What the task requires: Check every line for the word "name" and give the number of lines where it occurs, nothing else.

Given data:
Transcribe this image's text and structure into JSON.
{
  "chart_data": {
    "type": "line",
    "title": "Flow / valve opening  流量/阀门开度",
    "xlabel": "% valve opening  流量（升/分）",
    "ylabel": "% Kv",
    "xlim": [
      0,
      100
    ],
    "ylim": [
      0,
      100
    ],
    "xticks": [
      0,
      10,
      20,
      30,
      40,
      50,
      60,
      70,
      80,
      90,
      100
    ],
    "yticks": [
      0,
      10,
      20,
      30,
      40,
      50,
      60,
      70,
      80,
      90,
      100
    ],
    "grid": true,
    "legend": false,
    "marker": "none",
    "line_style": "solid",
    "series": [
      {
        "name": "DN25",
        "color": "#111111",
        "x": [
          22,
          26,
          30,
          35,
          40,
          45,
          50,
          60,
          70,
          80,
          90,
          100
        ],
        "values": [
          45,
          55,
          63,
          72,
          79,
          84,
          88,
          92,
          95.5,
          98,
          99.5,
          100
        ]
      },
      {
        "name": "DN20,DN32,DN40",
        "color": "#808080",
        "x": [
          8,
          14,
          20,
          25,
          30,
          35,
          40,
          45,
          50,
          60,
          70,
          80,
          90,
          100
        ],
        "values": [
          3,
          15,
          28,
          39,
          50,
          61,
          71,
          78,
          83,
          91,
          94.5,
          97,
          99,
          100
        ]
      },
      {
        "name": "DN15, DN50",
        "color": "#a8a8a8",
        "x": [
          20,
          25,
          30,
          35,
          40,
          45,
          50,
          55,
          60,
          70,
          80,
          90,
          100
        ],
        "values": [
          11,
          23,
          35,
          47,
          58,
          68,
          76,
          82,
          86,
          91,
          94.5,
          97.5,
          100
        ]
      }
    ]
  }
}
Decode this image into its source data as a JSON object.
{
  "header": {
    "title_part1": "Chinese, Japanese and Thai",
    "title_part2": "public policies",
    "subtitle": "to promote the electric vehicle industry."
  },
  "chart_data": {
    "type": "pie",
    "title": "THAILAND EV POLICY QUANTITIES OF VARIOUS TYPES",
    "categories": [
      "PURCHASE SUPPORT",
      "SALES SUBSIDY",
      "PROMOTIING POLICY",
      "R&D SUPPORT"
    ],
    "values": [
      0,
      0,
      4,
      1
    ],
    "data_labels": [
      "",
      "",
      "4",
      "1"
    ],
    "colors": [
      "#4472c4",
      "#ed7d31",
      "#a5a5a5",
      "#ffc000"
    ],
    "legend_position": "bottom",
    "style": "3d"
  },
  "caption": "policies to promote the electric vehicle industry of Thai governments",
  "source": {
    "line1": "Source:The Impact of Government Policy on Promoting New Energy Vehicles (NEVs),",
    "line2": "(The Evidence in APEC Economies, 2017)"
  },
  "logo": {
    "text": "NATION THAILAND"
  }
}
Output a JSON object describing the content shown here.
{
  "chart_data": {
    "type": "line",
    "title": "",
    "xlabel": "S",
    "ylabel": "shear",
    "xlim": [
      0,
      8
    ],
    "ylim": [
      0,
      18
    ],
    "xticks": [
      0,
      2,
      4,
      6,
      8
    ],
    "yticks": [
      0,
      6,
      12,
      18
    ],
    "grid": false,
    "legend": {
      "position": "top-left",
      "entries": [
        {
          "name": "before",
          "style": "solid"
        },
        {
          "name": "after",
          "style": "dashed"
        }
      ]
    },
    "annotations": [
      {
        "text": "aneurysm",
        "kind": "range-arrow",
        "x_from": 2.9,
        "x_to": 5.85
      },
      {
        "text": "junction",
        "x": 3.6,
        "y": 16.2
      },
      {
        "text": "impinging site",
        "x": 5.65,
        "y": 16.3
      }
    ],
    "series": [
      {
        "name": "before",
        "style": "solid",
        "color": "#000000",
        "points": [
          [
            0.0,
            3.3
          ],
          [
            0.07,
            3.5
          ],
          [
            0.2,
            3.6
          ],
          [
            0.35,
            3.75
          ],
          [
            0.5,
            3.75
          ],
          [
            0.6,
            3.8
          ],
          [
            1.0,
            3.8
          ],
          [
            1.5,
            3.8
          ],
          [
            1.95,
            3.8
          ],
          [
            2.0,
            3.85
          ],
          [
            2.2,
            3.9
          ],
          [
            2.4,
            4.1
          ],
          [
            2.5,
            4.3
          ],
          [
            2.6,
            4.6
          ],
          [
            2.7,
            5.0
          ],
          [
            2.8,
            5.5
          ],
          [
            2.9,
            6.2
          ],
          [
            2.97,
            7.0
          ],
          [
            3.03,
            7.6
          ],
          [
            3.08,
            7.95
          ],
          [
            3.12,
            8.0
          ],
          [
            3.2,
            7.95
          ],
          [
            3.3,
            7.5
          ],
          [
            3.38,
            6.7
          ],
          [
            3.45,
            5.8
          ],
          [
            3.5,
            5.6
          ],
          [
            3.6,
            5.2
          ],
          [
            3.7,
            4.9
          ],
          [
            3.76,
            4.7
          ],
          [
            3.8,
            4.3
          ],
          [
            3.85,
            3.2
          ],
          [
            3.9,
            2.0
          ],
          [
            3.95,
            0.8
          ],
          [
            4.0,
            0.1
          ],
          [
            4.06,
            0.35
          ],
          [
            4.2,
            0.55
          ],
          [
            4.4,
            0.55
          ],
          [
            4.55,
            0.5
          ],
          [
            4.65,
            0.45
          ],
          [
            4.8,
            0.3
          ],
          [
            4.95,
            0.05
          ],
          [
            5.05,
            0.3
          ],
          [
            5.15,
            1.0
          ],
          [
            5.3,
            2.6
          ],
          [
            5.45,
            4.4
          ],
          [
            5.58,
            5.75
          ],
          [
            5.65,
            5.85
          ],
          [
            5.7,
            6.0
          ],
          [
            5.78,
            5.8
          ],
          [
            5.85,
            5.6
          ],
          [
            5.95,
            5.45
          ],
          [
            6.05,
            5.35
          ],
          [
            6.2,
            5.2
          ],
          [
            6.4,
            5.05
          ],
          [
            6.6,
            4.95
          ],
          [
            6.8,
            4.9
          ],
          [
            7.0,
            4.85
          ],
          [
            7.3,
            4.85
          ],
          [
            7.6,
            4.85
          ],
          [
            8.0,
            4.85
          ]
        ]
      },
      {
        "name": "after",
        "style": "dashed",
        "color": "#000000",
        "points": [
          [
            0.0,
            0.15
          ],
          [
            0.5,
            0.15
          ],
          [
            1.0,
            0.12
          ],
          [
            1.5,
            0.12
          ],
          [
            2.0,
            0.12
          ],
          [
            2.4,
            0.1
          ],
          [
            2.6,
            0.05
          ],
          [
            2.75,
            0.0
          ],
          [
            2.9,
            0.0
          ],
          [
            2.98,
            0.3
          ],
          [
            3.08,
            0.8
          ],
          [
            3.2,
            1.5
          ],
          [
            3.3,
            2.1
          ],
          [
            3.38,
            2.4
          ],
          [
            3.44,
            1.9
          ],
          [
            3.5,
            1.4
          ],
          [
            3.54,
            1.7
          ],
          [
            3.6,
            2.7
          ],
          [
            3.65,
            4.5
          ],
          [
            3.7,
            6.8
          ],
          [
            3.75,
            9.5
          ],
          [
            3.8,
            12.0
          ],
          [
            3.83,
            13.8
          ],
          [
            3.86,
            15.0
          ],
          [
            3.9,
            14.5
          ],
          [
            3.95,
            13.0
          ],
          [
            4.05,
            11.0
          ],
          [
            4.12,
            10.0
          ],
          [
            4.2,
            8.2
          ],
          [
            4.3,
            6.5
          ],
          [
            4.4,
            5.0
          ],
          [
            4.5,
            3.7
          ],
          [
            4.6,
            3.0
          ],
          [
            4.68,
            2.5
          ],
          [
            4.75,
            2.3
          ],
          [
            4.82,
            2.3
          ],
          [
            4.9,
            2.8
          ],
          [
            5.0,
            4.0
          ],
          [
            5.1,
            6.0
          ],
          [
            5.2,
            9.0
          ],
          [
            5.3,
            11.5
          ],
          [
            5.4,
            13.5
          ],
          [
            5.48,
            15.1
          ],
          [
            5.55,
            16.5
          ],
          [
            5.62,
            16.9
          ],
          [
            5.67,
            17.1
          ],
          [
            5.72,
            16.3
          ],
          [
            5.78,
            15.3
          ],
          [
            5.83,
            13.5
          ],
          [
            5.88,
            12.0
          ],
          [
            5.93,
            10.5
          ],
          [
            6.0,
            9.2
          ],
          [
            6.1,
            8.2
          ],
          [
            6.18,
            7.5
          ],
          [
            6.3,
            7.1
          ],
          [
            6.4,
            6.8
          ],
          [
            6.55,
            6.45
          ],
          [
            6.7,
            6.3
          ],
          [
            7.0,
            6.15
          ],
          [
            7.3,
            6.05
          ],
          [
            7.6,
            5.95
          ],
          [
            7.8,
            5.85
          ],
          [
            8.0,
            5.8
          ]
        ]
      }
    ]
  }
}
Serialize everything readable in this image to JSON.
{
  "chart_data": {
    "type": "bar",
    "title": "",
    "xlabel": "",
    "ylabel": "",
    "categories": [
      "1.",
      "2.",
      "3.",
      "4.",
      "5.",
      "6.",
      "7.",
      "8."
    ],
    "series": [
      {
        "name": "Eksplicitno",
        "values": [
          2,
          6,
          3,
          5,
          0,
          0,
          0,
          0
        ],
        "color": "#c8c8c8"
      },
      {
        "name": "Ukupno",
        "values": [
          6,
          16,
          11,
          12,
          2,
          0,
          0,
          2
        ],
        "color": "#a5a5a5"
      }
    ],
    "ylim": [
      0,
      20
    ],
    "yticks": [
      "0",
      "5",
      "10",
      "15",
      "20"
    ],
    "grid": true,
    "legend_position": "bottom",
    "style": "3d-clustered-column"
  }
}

Reply to the task: 9